● OBJECTIVE
Copy each entry as it stands, leaving nothing out.

● RECORDED DATA
========

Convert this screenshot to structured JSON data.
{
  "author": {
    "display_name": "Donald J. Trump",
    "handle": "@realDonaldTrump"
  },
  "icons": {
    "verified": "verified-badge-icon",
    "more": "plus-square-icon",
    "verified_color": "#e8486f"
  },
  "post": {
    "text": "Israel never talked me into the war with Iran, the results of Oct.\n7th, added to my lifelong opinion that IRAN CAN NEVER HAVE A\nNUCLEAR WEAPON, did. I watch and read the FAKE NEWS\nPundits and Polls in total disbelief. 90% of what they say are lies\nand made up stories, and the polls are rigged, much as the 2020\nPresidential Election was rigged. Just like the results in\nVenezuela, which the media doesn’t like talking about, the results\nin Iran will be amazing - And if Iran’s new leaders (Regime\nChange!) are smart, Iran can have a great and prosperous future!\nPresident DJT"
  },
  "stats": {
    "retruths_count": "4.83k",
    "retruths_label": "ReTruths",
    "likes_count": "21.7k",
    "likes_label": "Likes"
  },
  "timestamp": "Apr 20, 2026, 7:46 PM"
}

========

● FINISHED EXERCISE
Convert this screenshot to structured JSON data.
{
  "author": {
    "display_name": "Donald J. Trump",
    "handle": "@realDonaldTrump"
  },
  "icons": {
    "verified": "verified-badge-icon",
    "more": "plus-square-icon",
    "verified_color": "#e8486f"
  },
  "post": {
    "text": "Israel never talked me into the war with Iran, the results of Oct.\n7th, added to my lifelong opinion that IRAN CAN NEVER HAVE A\nNUCLEAR WEAPON, did. I watch and read the FAKE NEWS\nPundits and Polls in total disbelief. 90% of what they say are lies\nand made up stories, and the polls are rigged, much as the 2020\nPresidential Election was rigged. Just like the results in\nVenezuela, which the media doesn’t like talking about, the results\nin Iran will be amazing - And if Iran’s new leaders (Regime\nChange!) are smart, Iran can have a great and prosperous future!\nPresident DJT"
  },
  "stats": {
    "retruths_count": "4.83k",
    "retruths_label": "ReTruths",
    "likes_count": "21.7k",
    "likes_label": "Likes"
  },
  "timestamp": "Apr 20, 2026, 7:46 PM"
}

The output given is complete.